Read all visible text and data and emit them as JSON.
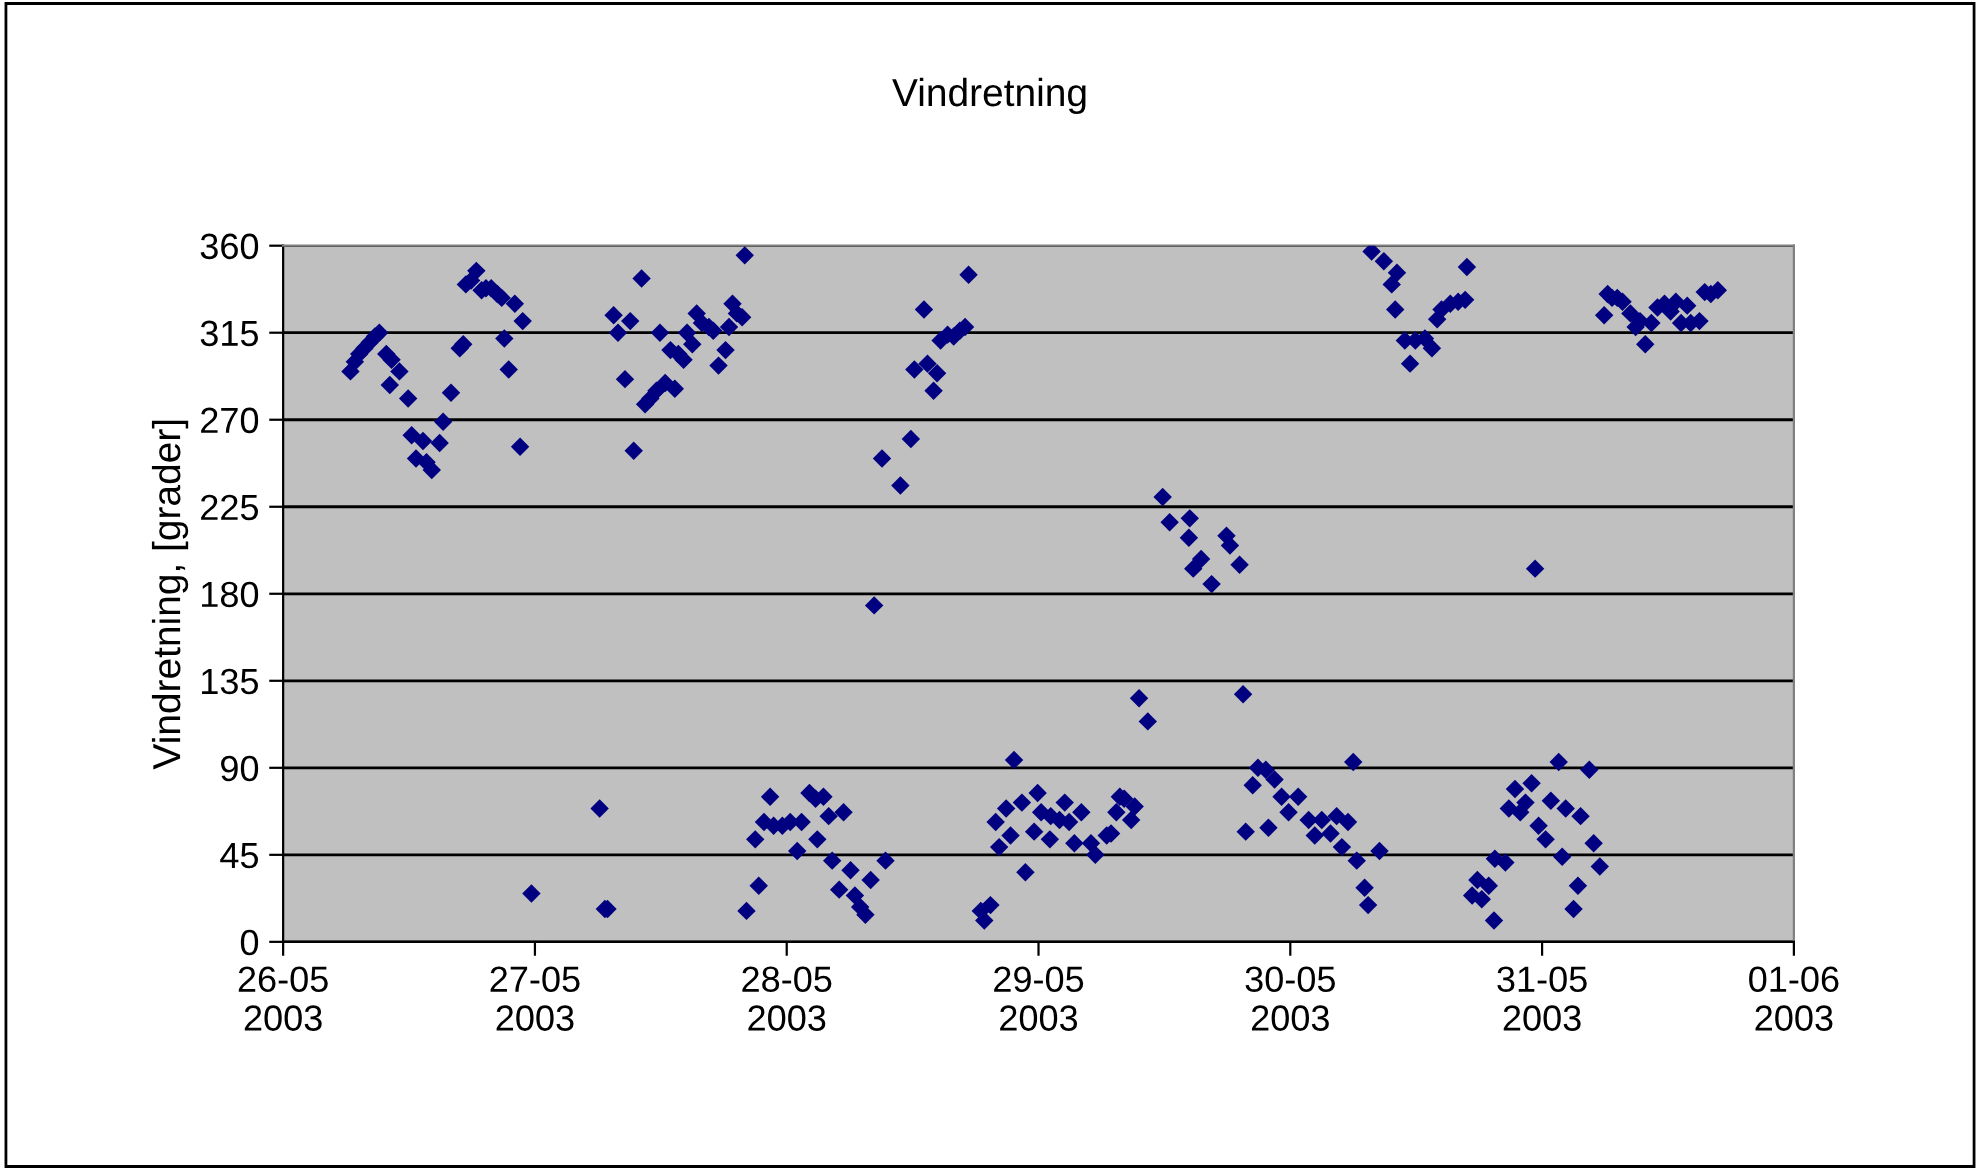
{
  "chart_data": {
    "type": "scatter",
    "title": "Vindretning",
    "ylabel": "Vindretning, [grader]",
    "xlim": [
      "2003-05-26",
      "2003-06-01"
    ],
    "xticks": [
      {
        "value": "2003-05-26",
        "label": "26-05\n2003"
      },
      {
        "value": "2003-05-27",
        "label": "27-05\n2003"
      },
      {
        "value": "2003-05-28",
        "label": "28-05\n2003"
      },
      {
        "value": "2003-05-29",
        "label": "29-05\n2003"
      },
      {
        "value": "2003-05-30",
        "label": "30-05\n2003"
      },
      {
        "value": "2003-05-31",
        "label": "31-05\n2003"
      },
      {
        "value": "2003-06-01",
        "label": "01-06\n2003"
      }
    ],
    "ylim": [
      0,
      360
    ],
    "yticks": [
      0,
      45,
      90,
      135,
      180,
      225,
      270,
      315,
      360
    ],
    "grid": "y",
    "marker": "diamond",
    "legend": false,
    "series": [
      {
        "color": "#000080",
        "x": [
          "2003-05-26T06:25",
          "2003-05-26T06:50",
          "2003-05-26T07:15",
          "2003-05-26T07:45",
          "2003-05-26T08:15",
          "2003-05-26T08:45",
          "2003-05-26T09:10",
          "2003-05-26T09:50",
          "2003-05-26T10:20",
          "2003-05-26T10:10",
          "2003-05-26T11:05",
          "2003-05-26T11:55",
          "2003-05-26T12:15",
          "2003-05-26T12:40",
          "2003-05-26T13:20",
          "2003-05-26T13:40",
          "2003-05-26T14:10",
          "2003-05-26T14:55",
          "2003-05-26T15:15",
          "2003-05-26T16:00",
          "2003-05-26T16:50",
          "2003-05-26T17:10",
          "2003-05-26T17:25",
          "2003-05-26T17:55",
          "2003-05-26T18:25",
          "2003-05-26T18:55",
          "2003-05-26T19:20",
          "2003-05-26T19:50",
          "2003-05-26T20:25",
          "2003-05-26T20:50",
          "2003-05-26T21:05",
          "2003-05-26T21:30",
          "2003-05-26T22:05",
          "2003-05-26T22:35",
          "2003-05-26T22:50",
          "2003-05-26T23:40",
          "2003-05-27T06:10",
          "2003-05-27T06:40",
          "2003-05-27T06:55",
          "2003-05-27T07:30",
          "2003-05-27T07:55",
          "2003-05-27T08:35",
          "2003-05-27T09:05",
          "2003-05-27T09:25",
          "2003-05-27T10:10",
          "2003-05-27T10:30",
          "2003-05-27T11:00",
          "2003-05-27T11:35",
          "2003-05-27T11:55",
          "2003-05-27T12:25",
          "2003-05-27T12:55",
          "2003-05-27T13:20",
          "2003-05-27T13:40",
          "2003-05-27T14:10",
          "2003-05-27T14:30",
          "2003-05-27T15:00",
          "2003-05-27T15:25",
          "2003-05-27T15:55",
          "2003-05-27T16:35",
          "2003-05-27T17:00",
          "2003-05-27T17:30",
          "2003-05-27T18:10",
          "2003-05-27T18:30",
          "2003-05-27T18:50",
          "2003-05-27T19:15",
          "2003-05-27T19:45",
          "2003-05-27T20:00",
          "2003-05-27T20:10",
          "2003-05-27T21:00",
          "2003-05-27T21:20",
          "2003-05-27T21:50",
          "2003-05-27T22:25",
          "2003-05-27T22:45",
          "2003-05-27T23:35",
          "2003-05-28T00:20",
          "2003-05-28T01:00",
          "2003-05-28T01:25",
          "2003-05-28T02:10",
          "2003-05-28T02:45",
          "2003-05-28T02:55",
          "2003-05-28T03:30",
          "2003-05-28T04:00",
          "2003-05-28T04:20",
          "2003-05-28T05:00",
          "2003-05-28T05:25",
          "2003-05-28T06:05",
          "2003-05-28T06:30",
          "2003-05-28T07:00",
          "2003-05-28T07:30",
          "2003-05-28T08:00",
          "2003-05-28T08:20",
          "2003-05-28T09:05",
          "2003-05-28T09:25",
          "2003-05-28T10:50",
          "2003-05-28T11:50",
          "2003-05-28T12:10",
          "2003-05-28T13:05",
          "2003-05-28T13:25",
          "2003-05-28T14:00",
          "2003-05-28T14:20",
          "2003-05-28T14:40",
          "2003-05-28T15:20",
          "2003-05-28T15:55",
          "2003-05-28T16:30",
          "2003-05-28T17:00",
          "2003-05-28T17:20",
          "2003-05-28T18:30",
          "2003-05-28T18:50",
          "2003-05-28T19:25",
          "2003-05-28T19:55",
          "2003-05-28T20:15",
          "2003-05-28T20:55",
          "2003-05-28T21:20",
          "2003-05-28T21:40",
          "2003-05-28T22:25",
          "2003-05-28T22:45",
          "2003-05-28T23:35",
          "2003-05-28T23:55",
          "2003-05-29T00:15",
          "2003-05-29T01:05",
          "2003-05-29T01:10",
          "2003-05-29T02:00",
          "2003-05-29T02:30",
          "2003-05-29T02:55",
          "2003-05-29T03:25",
          "2003-05-29T04:05",
          "2003-05-29T05:00",
          "2003-05-29T05:25",
          "2003-05-29T06:30",
          "2003-05-29T06:55",
          "2003-05-29T07:25",
          "2003-05-29T07:45",
          "2003-05-29T08:10",
          "2003-05-29T08:50",
          "2003-05-29T09:10",
          "2003-05-29T09:35",
          "2003-05-29T10:25",
          "2003-05-29T11:50",
          "2003-05-29T12:30",
          "2003-05-29T14:25",
          "2003-05-29T14:20",
          "2003-05-29T14:45",
          "2003-05-29T15:30",
          "2003-05-29T16:30",
          "2003-05-29T17:55",
          "2003-05-29T18:15",
          "2003-05-29T19:10",
          "2003-05-29T19:30",
          "2003-05-29T19:45",
          "2003-05-29T20:25",
          "2003-05-29T20:55",
          "2003-05-29T21:40",
          "2003-05-29T21:55",
          "2003-05-29T22:30",
          "2003-05-29T23:10",
          "2003-05-29T23:50",
          "2003-05-30T00:45",
          "2003-05-30T01:45",
          "2003-05-30T02:20",
          "2003-05-30T03:00",
          "2003-05-30T03:50",
          "2003-05-30T04:25",
          "2003-05-30T04:55",
          "2003-05-30T05:30",
          "2003-05-30T06:00",
          "2003-05-30T06:20",
          "2003-05-30T07:05",
          "2003-05-30T07:25",
          "2003-05-30T08:30",
          "2003-05-30T07:45",
          "2003-05-30T08:55",
          "2003-05-30T09:40",
          "2003-05-30T10:10",
          "2003-05-30T10:00",
          "2003-05-30T10:55",
          "2003-05-30T11:25",
          "2003-05-30T11:55",
          "2003-05-30T12:50",
          "2003-05-30T13:30",
          "2003-05-30T14:00",
          "2003-05-30T14:25",
          "2003-05-30T15:15",
          "2003-05-30T16:00",
          "2003-05-30T16:40",
          "2003-05-30T16:50",
          "2003-05-30T17:20",
          "2003-05-30T17:50",
          "2003-05-30T18:15",
          "2003-05-30T18:55",
          "2003-05-30T19:25",
          "2003-05-30T19:30",
          "2003-05-30T20:30",
          "2003-05-30T20:50",
          "2003-05-30T21:25",
          "2003-05-30T21:55",
          "2003-05-30T22:25",
          "2003-05-30T23:00",
          "2003-05-30T23:20",
          "2003-05-30T23:40",
          "2003-05-31T00:20",
          "2003-05-31T00:50",
          "2003-05-31T01:35",
          "2003-05-31T01:55",
          "2003-05-31T02:15",
          "2003-05-31T03:00",
          "2003-05-31T03:25",
          "2003-05-31T03:40",
          "2003-05-31T04:30",
          "2003-05-31T04:55",
          "2003-05-31T05:30",
          "2003-05-31T05:55",
          "2003-05-31T06:15",
          "2003-05-31T06:40",
          "2003-05-31T07:10",
          "2003-05-31T07:40",
          "2003-05-31T08:25",
          "2003-05-31T08:55",
          "2003-05-31T09:20",
          "2003-05-31T09:50",
          "2003-05-31T10:25",
          "2003-05-31T11:00",
          "2003-05-31T11:40",
          "2003-05-31T12:15",
          "2003-05-31T12:45",
          "2003-05-31T13:15",
          "2003-05-31T13:50",
          "2003-05-31T14:10",
          "2003-05-31T15:00",
          "2003-05-31T15:30",
          "2003-05-31T16:05",
          "2003-05-31T16:45"
        ],
        "values": [
          295,
          300,
          304,
          307,
          310,
          313,
          315,
          304,
          301,
          288,
          295,
          281,
          262,
          250,
          259,
          248,
          244,
          258,
          269,
          284,
          307,
          309,
          340,
          342,
          347,
          337,
          338,
          338,
          335,
          333,
          312,
          296,
          330,
          256,
          321,
          25,
          69,
          17,
          17,
          324,
          315,
          291,
          321,
          254,
          343,
          278,
          281,
          285,
          315,
          289,
          306,
          286,
          304,
          301,
          315,
          309,
          325,
          320,
          318,
          316,
          298,
          306,
          318,
          330,
          325,
          323,
          355,
          16,
          53,
          29,
          62,
          75,
          60,
          60,
          62,
          47,
          62,
          77,
          74,
          53,
          75,
          65,
          42,
          27,
          67,
          37,
          24,
          18,
          14,
          32,
          174,
          250,
          42,
          236,
          260,
          296,
          327,
          299,
          285,
          294,
          311,
          314,
          313,
          316,
          318,
          345,
          16,
          11,
          19,
          62,
          49,
          69,
          55,
          94,
          72,
          36,
          57,
          77,
          67,
          53,
          65,
          63,
          72,
          62,
          51,
          67,
          51,
          45,
          55,
          56,
          67,
          75,
          74,
          63,
          70,
          126,
          114,
          230,
          217,
          219,
          209,
          193,
          198,
          185,
          210,
          205,
          195,
          128,
          57,
          81,
          90,
          89,
          59,
          84,
          75,
          67,
          75,
          63,
          55,
          63,
          56,
          65,
          49,
          62,
          93,
          42,
          28,
          19,
          47,
          357,
          352,
          340,
          346,
          327,
          311,
          299,
          311,
          312,
          307,
          322,
          327,
          330,
          331,
          332,
          349,
          24,
          32,
          22,
          29,
          11,
          43,
          41,
          69,
          79,
          67,
          72,
          82,
          193,
          60,
          53,
          73,
          93,
          44,
          69,
          17,
          29,
          65,
          89,
          51,
          39,
          324,
          335,
          333,
          333,
          331,
          325,
          318,
          321,
          309,
          320,
          328,
          330,
          326,
          331,
          320,
          329,
          320,
          321,
          336,
          335,
          337
        ]
      }
    ]
  }
}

————

▶ _Exercise_:
Your task is to gather all lines from the entries above that hold the word "Vindretning".

▶ _The answer_:
    "title": "Vindretning",
    "ylabel": "Vindretning, [grader]",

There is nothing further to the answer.